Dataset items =
--------------------------------------------------

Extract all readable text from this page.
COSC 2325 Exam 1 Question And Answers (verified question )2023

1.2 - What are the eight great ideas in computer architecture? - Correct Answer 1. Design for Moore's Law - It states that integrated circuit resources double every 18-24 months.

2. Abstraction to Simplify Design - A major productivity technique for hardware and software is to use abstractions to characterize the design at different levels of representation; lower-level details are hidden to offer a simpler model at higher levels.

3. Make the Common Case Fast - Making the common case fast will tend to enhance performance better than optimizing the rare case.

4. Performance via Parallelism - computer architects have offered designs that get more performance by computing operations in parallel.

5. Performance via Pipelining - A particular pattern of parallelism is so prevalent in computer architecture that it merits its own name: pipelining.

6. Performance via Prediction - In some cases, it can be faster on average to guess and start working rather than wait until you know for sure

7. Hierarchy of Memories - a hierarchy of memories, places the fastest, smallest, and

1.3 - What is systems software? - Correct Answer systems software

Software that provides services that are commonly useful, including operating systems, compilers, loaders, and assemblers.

--------------------------------------------------

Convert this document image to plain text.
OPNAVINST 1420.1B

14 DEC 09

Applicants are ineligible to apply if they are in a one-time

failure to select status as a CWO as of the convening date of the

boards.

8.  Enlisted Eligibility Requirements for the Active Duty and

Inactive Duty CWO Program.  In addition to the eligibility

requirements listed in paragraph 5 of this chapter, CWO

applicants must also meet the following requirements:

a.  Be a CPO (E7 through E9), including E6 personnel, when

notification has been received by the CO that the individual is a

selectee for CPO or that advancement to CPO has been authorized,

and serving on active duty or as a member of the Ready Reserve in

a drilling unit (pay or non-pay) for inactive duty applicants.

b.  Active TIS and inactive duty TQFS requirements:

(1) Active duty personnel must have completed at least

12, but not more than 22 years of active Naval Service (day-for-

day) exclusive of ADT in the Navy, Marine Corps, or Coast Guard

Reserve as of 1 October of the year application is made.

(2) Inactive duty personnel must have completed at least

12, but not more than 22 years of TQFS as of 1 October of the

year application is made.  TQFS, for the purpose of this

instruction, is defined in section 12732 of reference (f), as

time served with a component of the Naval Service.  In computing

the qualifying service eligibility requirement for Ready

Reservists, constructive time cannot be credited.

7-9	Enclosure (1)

--------------------------------------------------

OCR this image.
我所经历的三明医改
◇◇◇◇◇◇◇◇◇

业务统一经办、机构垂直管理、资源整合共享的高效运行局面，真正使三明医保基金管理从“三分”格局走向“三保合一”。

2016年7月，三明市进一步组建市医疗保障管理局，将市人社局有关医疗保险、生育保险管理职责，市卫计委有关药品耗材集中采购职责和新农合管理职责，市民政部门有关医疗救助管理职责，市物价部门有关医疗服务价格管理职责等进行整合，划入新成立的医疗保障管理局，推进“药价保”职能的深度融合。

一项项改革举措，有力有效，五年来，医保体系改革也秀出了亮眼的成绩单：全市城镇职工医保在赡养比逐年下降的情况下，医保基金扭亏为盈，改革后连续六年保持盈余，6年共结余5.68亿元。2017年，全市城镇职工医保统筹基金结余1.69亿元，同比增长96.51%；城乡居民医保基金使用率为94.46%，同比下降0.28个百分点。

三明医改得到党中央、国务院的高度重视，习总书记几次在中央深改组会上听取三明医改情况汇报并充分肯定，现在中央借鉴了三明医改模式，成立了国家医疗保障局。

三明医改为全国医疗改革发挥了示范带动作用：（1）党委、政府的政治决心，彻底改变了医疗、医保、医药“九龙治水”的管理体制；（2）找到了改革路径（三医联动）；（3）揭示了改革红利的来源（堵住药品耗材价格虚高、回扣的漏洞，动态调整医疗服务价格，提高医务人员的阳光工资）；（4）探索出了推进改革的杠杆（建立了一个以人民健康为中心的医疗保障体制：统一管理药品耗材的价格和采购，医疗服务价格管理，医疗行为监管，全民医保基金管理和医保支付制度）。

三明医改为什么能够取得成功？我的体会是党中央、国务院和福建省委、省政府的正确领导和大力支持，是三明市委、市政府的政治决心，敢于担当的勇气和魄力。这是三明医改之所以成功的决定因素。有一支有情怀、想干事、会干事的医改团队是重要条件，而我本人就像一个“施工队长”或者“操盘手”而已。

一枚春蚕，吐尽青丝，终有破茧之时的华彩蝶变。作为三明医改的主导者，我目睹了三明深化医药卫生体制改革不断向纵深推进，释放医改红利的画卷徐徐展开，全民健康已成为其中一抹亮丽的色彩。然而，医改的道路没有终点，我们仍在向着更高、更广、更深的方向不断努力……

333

--------------------------------------------------

Identify which lines contain the word "completed" and copy each one.

Task solution =
(1) Active duty personnel must have completed at least
(2) Inactive duty personnel must have completed at least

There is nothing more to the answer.